#### Data

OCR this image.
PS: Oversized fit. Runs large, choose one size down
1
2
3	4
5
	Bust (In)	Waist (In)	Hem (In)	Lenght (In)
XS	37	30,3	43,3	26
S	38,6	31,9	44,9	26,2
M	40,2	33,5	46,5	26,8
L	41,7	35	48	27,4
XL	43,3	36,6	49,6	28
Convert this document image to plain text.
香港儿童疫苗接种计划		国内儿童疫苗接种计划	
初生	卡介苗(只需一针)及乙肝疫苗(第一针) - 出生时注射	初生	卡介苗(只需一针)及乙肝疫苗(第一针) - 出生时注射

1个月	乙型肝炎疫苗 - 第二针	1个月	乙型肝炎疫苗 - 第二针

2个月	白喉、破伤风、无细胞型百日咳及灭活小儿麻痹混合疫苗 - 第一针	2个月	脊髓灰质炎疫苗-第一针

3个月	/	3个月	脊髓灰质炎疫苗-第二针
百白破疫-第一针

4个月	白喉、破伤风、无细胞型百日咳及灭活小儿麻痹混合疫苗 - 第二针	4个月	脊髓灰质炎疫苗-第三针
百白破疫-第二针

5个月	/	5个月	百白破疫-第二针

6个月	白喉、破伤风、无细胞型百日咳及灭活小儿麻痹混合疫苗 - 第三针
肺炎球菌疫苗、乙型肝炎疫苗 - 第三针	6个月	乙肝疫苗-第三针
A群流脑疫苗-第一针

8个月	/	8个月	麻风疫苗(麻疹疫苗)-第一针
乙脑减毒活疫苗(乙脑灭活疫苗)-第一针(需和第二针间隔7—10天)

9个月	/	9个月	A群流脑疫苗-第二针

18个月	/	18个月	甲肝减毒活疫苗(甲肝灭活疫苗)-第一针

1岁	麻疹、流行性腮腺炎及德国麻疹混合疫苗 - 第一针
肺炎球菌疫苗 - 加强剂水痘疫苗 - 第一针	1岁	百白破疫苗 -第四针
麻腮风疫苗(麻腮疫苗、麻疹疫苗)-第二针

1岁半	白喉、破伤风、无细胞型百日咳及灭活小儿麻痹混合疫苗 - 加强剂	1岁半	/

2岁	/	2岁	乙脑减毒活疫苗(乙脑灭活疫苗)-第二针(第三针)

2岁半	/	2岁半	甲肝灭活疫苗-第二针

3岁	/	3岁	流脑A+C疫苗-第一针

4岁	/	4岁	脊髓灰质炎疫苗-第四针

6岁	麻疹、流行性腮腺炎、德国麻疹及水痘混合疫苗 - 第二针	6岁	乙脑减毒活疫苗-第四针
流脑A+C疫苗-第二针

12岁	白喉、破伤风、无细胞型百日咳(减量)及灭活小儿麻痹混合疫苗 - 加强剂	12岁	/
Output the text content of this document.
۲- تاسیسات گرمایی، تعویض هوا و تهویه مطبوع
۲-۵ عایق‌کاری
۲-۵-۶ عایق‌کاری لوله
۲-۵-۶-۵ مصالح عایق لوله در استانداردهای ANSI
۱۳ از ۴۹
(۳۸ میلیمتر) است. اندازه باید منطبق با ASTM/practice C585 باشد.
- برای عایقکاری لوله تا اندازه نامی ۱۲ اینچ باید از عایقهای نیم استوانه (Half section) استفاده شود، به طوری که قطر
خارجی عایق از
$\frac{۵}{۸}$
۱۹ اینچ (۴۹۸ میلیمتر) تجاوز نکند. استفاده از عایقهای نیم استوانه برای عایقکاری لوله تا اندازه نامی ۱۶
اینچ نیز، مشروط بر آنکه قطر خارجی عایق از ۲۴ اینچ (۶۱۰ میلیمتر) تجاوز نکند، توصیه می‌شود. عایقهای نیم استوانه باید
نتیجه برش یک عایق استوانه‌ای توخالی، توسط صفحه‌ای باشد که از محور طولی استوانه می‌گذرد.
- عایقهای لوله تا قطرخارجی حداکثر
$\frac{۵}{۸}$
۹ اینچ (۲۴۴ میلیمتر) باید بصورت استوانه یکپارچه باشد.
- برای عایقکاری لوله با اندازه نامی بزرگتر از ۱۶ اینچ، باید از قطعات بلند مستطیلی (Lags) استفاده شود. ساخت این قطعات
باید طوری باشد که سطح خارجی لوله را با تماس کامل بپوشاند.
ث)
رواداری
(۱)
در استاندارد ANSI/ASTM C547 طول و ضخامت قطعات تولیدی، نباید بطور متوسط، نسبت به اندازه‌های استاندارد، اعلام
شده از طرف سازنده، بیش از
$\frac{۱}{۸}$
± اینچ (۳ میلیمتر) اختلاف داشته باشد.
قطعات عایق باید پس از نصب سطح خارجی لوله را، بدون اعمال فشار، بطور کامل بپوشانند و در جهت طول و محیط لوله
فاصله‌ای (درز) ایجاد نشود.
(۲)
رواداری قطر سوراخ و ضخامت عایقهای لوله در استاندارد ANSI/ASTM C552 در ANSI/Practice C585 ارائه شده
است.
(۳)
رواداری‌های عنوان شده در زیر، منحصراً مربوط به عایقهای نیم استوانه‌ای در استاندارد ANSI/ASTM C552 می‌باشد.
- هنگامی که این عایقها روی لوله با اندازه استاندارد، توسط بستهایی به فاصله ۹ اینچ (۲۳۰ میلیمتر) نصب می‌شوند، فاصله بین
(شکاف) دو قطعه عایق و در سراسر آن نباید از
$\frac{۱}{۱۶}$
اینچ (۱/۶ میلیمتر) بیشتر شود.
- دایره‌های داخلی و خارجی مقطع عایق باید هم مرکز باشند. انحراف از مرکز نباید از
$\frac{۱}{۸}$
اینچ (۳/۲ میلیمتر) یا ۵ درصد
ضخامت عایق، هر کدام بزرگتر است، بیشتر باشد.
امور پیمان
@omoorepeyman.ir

########

**Work instructions**
From the entries above, pull out each line that includes "乙脑灭活疫苗".

**Result of the task**
乙脑减毒活疫苗(乙脑灭活疫苗)-第一针(需和第二针间隔7—10天)
2岁	/	2岁	乙脑减毒活疫苗(乙脑灭活疫苗)-第二针(第三针)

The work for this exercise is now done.